(Task statement): For the data below, report only the number of lines containing the string "configuration".

(Available data):
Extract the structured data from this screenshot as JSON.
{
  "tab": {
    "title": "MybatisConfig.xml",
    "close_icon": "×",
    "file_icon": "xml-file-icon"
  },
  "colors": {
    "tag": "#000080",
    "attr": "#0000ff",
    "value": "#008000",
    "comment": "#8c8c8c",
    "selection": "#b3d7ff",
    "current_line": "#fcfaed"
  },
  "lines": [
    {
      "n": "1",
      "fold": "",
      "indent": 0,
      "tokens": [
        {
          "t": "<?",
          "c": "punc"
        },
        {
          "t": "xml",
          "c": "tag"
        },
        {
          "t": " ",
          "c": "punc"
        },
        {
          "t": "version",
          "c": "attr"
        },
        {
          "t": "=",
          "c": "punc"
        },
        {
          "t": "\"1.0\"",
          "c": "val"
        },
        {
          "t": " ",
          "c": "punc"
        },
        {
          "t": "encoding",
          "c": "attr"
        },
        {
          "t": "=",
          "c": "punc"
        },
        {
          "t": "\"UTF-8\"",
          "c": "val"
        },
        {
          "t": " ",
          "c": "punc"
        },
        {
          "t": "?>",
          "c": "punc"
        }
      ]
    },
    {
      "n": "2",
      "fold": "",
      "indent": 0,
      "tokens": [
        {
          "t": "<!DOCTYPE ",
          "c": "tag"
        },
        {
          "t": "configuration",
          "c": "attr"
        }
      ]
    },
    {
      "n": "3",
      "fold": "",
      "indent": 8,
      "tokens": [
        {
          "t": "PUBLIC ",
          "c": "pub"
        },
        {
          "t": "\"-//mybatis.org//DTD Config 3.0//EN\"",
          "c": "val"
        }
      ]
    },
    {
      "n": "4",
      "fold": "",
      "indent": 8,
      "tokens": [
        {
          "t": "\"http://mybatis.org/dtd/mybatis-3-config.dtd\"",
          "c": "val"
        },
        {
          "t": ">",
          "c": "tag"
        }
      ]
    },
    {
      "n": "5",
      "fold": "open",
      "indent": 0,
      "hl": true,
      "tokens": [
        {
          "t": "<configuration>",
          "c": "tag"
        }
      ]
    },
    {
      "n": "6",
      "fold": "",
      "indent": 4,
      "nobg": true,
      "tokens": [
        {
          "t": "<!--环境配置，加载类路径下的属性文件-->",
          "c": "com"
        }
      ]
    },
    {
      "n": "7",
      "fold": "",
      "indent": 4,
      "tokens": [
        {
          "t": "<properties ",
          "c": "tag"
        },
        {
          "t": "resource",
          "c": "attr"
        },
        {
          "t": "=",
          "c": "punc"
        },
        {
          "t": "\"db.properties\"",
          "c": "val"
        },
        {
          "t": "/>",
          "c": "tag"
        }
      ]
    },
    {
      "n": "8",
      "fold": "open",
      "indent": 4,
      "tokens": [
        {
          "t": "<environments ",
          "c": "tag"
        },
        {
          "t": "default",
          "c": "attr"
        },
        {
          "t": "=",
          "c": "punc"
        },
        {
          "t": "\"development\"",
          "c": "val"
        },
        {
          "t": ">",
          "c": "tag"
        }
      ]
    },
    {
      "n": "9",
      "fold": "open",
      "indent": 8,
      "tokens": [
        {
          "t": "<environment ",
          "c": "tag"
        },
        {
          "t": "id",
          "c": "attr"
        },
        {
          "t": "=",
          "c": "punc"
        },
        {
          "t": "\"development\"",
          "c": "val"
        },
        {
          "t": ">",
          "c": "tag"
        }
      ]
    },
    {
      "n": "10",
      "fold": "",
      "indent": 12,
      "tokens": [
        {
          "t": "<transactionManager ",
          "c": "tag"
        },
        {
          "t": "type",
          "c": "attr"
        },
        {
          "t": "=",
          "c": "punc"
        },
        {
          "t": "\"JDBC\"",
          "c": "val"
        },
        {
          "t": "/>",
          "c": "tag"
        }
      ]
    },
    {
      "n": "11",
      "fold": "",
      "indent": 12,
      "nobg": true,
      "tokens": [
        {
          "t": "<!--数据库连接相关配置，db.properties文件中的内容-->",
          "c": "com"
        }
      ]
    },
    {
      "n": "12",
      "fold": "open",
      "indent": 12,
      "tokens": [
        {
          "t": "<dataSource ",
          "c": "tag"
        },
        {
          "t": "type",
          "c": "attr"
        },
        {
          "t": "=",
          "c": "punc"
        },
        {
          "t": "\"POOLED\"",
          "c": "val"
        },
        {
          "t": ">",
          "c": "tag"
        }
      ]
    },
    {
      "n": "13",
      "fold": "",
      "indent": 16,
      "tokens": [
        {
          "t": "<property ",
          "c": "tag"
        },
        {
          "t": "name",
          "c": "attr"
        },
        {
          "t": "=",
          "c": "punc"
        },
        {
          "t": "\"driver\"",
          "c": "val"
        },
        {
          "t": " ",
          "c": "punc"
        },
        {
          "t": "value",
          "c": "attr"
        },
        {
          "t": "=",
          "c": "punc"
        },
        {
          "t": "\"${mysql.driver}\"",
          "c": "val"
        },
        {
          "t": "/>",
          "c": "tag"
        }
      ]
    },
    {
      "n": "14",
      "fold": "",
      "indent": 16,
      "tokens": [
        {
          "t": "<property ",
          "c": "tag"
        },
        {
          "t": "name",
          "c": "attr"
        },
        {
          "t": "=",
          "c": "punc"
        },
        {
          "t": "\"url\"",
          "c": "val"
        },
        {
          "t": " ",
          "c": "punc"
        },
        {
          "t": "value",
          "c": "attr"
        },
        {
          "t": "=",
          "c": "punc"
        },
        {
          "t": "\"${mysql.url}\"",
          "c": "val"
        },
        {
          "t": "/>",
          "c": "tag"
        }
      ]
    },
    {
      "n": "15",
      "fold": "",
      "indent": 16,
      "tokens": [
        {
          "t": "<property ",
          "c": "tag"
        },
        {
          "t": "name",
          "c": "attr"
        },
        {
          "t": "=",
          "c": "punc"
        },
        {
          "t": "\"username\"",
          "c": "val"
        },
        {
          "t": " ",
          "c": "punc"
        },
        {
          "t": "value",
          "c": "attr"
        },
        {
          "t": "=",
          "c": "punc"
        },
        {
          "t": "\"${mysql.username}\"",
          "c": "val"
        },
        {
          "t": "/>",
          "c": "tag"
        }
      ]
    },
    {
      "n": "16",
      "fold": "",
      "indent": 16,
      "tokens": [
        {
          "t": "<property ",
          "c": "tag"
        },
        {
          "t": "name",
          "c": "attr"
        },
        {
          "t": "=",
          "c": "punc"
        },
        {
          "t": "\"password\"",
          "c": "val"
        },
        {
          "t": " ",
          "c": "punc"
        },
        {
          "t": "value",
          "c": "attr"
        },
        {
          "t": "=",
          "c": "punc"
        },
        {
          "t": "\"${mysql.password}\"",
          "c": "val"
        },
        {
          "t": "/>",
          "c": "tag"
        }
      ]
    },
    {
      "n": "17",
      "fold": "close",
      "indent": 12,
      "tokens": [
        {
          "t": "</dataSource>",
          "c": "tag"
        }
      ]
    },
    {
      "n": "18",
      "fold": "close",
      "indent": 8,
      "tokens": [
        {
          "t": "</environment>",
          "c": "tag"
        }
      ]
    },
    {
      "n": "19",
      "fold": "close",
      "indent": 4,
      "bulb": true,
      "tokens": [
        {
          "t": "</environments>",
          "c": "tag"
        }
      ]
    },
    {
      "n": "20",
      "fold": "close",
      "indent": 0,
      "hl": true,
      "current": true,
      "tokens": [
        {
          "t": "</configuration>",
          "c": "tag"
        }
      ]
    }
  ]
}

(Response to this exercise): 3